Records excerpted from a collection
-- begin --

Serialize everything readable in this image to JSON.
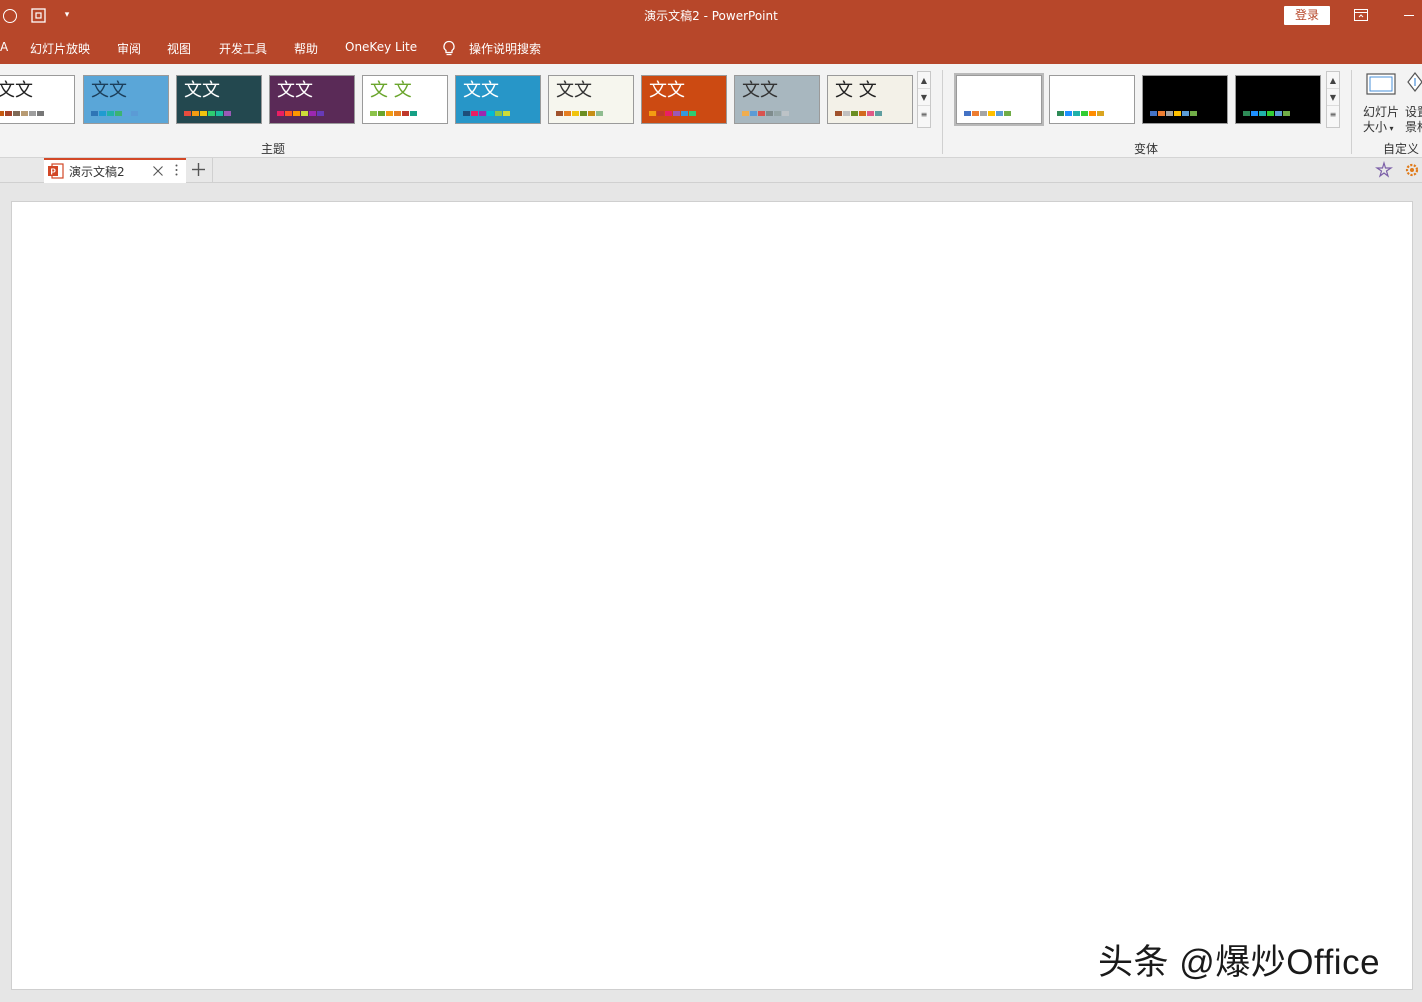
{
  "titlebar": {
    "title": "演示文稿2  -  PowerPoint",
    "login_label": "登录",
    "color": "#b7472a"
  },
  "tabs": {
    "partial_left": "A",
    "items": [
      "幻灯片放映",
      "审阅",
      "视图",
      "开发工具",
      "帮助",
      "OneKey Lite"
    ],
    "tell_me": "操作说明搜索"
  },
  "ribbon": {
    "themes": [
      {
        "text": "文文",
        "bg": "#ffffff",
        "fg": "#222222",
        "colors": [
          "#c55a11",
          "#a5432a",
          "#7f6a57",
          "#b89b73",
          "#9e9e9e",
          "#777777"
        ]
      },
      {
        "text": "文文",
        "bg": "#5aa6d8",
        "fg": "#1c3e5a",
        "colors": [
          "#2e75b6",
          "#1f9bd1",
          "#22b0a8",
          "#3cb371",
          "#5fa2dd",
          "#5b9bd5"
        ]
      },
      {
        "text": "文文",
        "bg": "#23484f",
        "fg": "#ffffff",
        "colors": [
          "#e84c3d",
          "#f39c12",
          "#f1c40f",
          "#2ecc71",
          "#1abc9c",
          "#9b59b6"
        ]
      },
      {
        "text": "文文",
        "bg": "#5a2a57",
        "fg": "#ffffff",
        "colors": [
          "#e91e63",
          "#ff5722",
          "#ff9800",
          "#cddc39",
          "#9c27b0",
          "#673ab7"
        ]
      },
      {
        "text": "文 文",
        "bg": "#ffffff",
        "fg": "#6aa52c",
        "colors": [
          "#8bc34a",
          "#6aa52c",
          "#f39c12",
          "#e67e22",
          "#c0392b",
          "#16a085"
        ]
      },
      {
        "text": "文文",
        "bg": "#2796c8",
        "fg": "#ffffff",
        "colors": [
          "#1e4e79",
          "#e91e63",
          "#9c27b0",
          "#00bcd4",
          "#8bc34a",
          "#cddc39"
        ]
      },
      {
        "text": "文文",
        "bg": "#f6f6ee",
        "fg": "#333333",
        "colors": [
          "#a0522d",
          "#e67e22",
          "#f1c40f",
          "#6b8e23",
          "#c68e17",
          "#8fbc8f"
        ]
      },
      {
        "text": "文文",
        "bg": "#cc4a12",
        "fg": "#ffffff",
        "colors": [
          "#f39c12",
          "#c0392b",
          "#e91e63",
          "#9b59b6",
          "#3498db",
          "#2ecc71"
        ]
      },
      {
        "text": "文文",
        "bg": "#a8b7bf",
        "fg": "#333333",
        "colors": [
          "#f0ad4e",
          "#5b9bd5",
          "#d9534f",
          "#7f8c8d",
          "#95a5a6",
          "#bdc3c7"
        ]
      },
      {
        "text": "文 文",
        "bg": "#f3f1e8",
        "fg": "#222222",
        "colors": [
          "#a0522d",
          "#c0c0c0",
          "#6b8e23",
          "#d2691e",
          "#e05a87",
          "#5f9ea0"
        ]
      }
    ],
    "themes_group_label": "主题",
    "variants": [
      {
        "bg": "#ffffff",
        "colors": [
          "#4472c4",
          "#ed7d31",
          "#a5a5a5",
          "#ffc000",
          "#5b9bd5",
          "#70ad47"
        ]
      },
      {
        "bg": "#ffffff",
        "colors": [
          "#2e8b57",
          "#1e90ff",
          "#20b2aa",
          "#32cd32",
          "#ff8c00",
          "#daa520"
        ]
      },
      {
        "bg": "#000000",
        "colors": [
          "#4472c4",
          "#ed7d31",
          "#a5a5a5",
          "#ffc000",
          "#5b9bd5",
          "#70ad47"
        ]
      },
      {
        "bg": "#000000",
        "colors": [
          "#2e8b57",
          "#1e90ff",
          "#20b2aa",
          "#32cd32",
          "#5b9bd5",
          "#70ad47"
        ]
      }
    ],
    "variants_group_label": "变体",
    "slide_size_line1": "幻灯片",
    "slide_size_line2": "大小",
    "format_bg_line1": "设置",
    "format_bg_line2": "景格",
    "customize_group_label": "自定义"
  },
  "doc": {
    "tab_label": "演示文稿2"
  },
  "watermark": "头条 @爆炒Office"
}
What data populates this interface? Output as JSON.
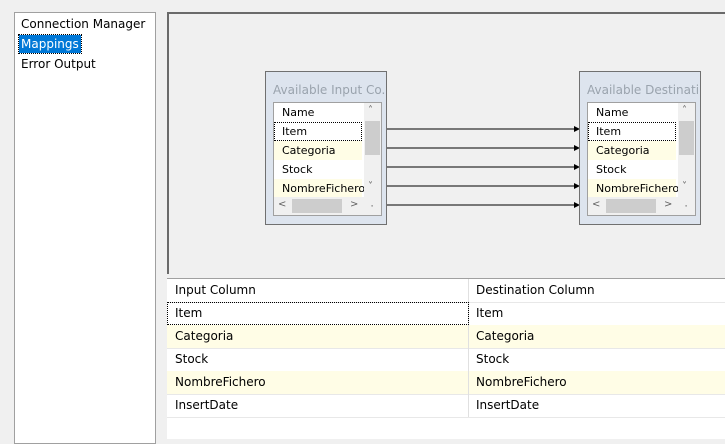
{
  "nav": {
    "items": [
      "Connection Manager",
      "Mappings",
      "Error Output"
    ],
    "selected": "Mappings"
  },
  "input_box": {
    "title": "Available Input Co...",
    "header": "Name",
    "rows": [
      "Item",
      "Categoria",
      "Stock",
      "NombreFichero"
    ]
  },
  "dest_box": {
    "title": "Available Destinati...",
    "header": "Name",
    "rows": [
      "Item",
      "Categoria",
      "Stock",
      "NombreFichero"
    ]
  },
  "grid": {
    "headers": [
      "Input Column",
      "Destination Column"
    ],
    "rows": [
      [
        "Item",
        "Item"
      ],
      [
        "Categoria",
        "Categoria"
      ],
      [
        "Stock",
        "Stock"
      ],
      [
        "NombreFichero",
        "NombreFichero"
      ],
      [
        "InsertDate",
        "InsertDate"
      ]
    ]
  }
}
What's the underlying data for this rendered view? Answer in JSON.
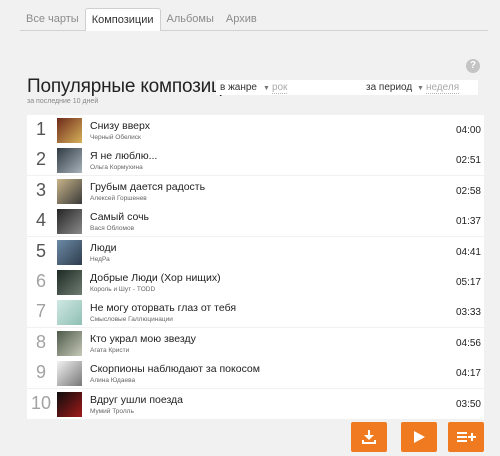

-- end --

— SHORT TASK —
Exactly as written, return every line of the listing, but not the pictures.

— EXERCISE SOLUTION —
Serialize everything readable in this image to JSON.
{
  "titlebar": {
    "title": "演示文稿2  -  PowerPoint",
    "login_label": "登录",
    "color": "#b7472a"
  },
  "tabs": {
    "partial_left": "A",
    "items": [
      "幻灯片放映",
      "审阅",
      "视图",
      "开发工具",
      "帮助",
      "OneKey Lite"
    ],
    "tell_me": "操作说明搜索"
  },
  "ribbon": {
    "themes": [
      {
        "text": "文文",
        "bg": "#ffffff",
        "fg": "#222222",
        "colors": [
          "#c55a11",
          "#a5432a",
          "#7f6a57",
          "#b89b73",
          "#9e9e9e",
          "#777777"
        ]
      },
      {
        "text": "文文",
        "bg": "#5aa6d8",
        "fg": "#1c3e5a",
        "colors": [
          "#2e75b6",
          "#1f9bd1",
          "#22b0a8",
          "#3cb371",
          "#5fa2dd",
          "#5b9bd5"
        ]
      },
      {
        "text": "文文",
        "bg": "#23484f",
        "fg": "#ffffff",
        "colors": [
          "#e84c3d",
          "#f39c12",
          "#f1c40f",
          "#2ecc71",
          "#1abc9c",
          "#9b59b6"
        ]
      },
      {
        "text": "文文",
        "bg": "#5a2a57",
        "fg": "#ffffff",
        "colors": [
          "#e91e63",
          "#ff5722",
          "#ff9800",
          "#cddc39",
          "#9c27b0",
          "#673ab7"
        ]
      },
      {
        "text": "文 文",
        "bg": "#ffffff",
        "fg": "#6aa52c",
        "colors": [
          "#8bc34a",
          "#6aa52c",
          "#f39c12",
          "#e67e22",
          "#c0392b",
          "#16a085"
        ]
      },
      {
        "text": "文文",
        "bg": "#2796c8",
        "fg": "#ffffff",
        "colors": [
          "#1e4e79",
          "#e91e63",
          "#9c27b0",
          "#00bcd4",
          "#8bc34a",
          "#cddc39"
        ]
      },
      {
        "text": "文文",
        "bg": "#f6f6ee",
        "fg": "#333333",
        "colors": [
          "#a0522d",
          "#e67e22",
          "#f1c40f",
          "#6b8e23",
          "#c68e17",
          "#8fbc8f"
        ]
      },
      {
        "text": "文文",
        "bg": "#cc4a12",
        "fg": "#ffffff",
        "colors": [
          "#f39c12",
          "#c0392b",
          "#e91e63",
          "#9b59b6",
          "#3498db",
          "#2ecc71"
        ]
      },
      {
        "text": "文文",
        "bg": "#a8b7bf",
        "fg": "#333333",
        "colors": [
          "#f0ad4e",
          "#5b9bd5",
          "#d9534f",
          "#7f8c8d",
          "#95a5a6",
          "#bdc3c7"
        ]
      },
      {
        "text": "文 文",
        "bg": "#f3f1e8",
        "fg": "#222222",
        "colors": [
          "#a0522d",
          "#c0c0c0",
          "#6b8e23",
          "#d2691e",
          "#e05a87",
          "#5f9ea0"
        ]
      }
    ],
    "themes_group_label": "主题",
    "variants": [
      {
        "bg": "#ffffff",
        "colors": [
          "#4472c4",
          "#ed7d31",
          "#a5a5a5",
          "#ffc000",
          "#5b9bd5",
          "#70ad47"
        ]
      },
      {
        "bg": "#ffffff",
        "colors": [
          "#2e8b57",
          "#1e90ff",
          "#20b2aa",
          "#32cd32",
          "#ff8c00",
          "#daa520"
        ]
      },
      {
        "bg": "#000000",
        "colors": [
          "#4472c4",
          "#ed7d31",
          "#a5a5a5",
          "#ffc000",
          "#5b9bd5",
          "#70ad47"
        ]
      },
      {
        "bg": "#000000",
        "colors": [
          "#2e8b57",
          "#1e90ff",
          "#20b2aa",
          "#32cd32",
          "#5b9bd5",
          "#70ad47"
        ]
      }
    ],
    "variants_group_label": "变体",
    "slide_size_line1": "幻灯片",
    "slide_size_line2": "大小",
    "format_bg_line1": "设置",
    "format_bg_line2": "景格",
    "customize_group_label": "自定义"
  },
  "doc": {
    "tab_label": "演示文稿2"
  },
  "watermark": "头条 @爆炒Office"
}
What data populates this interface? Output as JSON.
{
  "nav": {
    "items": [
      "Connection Manager",
      "Mappings",
      "Error Output"
    ],
    "selected": "Mappings"
  },
  "input_box": {
    "title": "Available Input Co...",
    "header": "Name",
    "rows": [
      "Item",
      "Categoria",
      "Stock",
      "NombreFichero"
    ]
  },
  "dest_box": {
    "title": "Available Destinati...",
    "header": "Name",
    "rows": [
      "Item",
      "Categoria",
      "Stock",
      "NombreFichero"
    ]
  },
  "grid": {
    "headers": [
      "Input Column",
      "Destination Column"
    ],
    "rows": [
      [
        "Item",
        "Item"
      ],
      [
        "Categoria",
        "Categoria"
      ],
      [
        "Stock",
        "Stock"
      ],
      [
        "NombreFichero",
        "NombreFichero"
      ],
      [
        "InsertDate",
        "InsertDate"
      ]
    ]
  }
}
What's the underlying data for this rendered view? Answer in JSON.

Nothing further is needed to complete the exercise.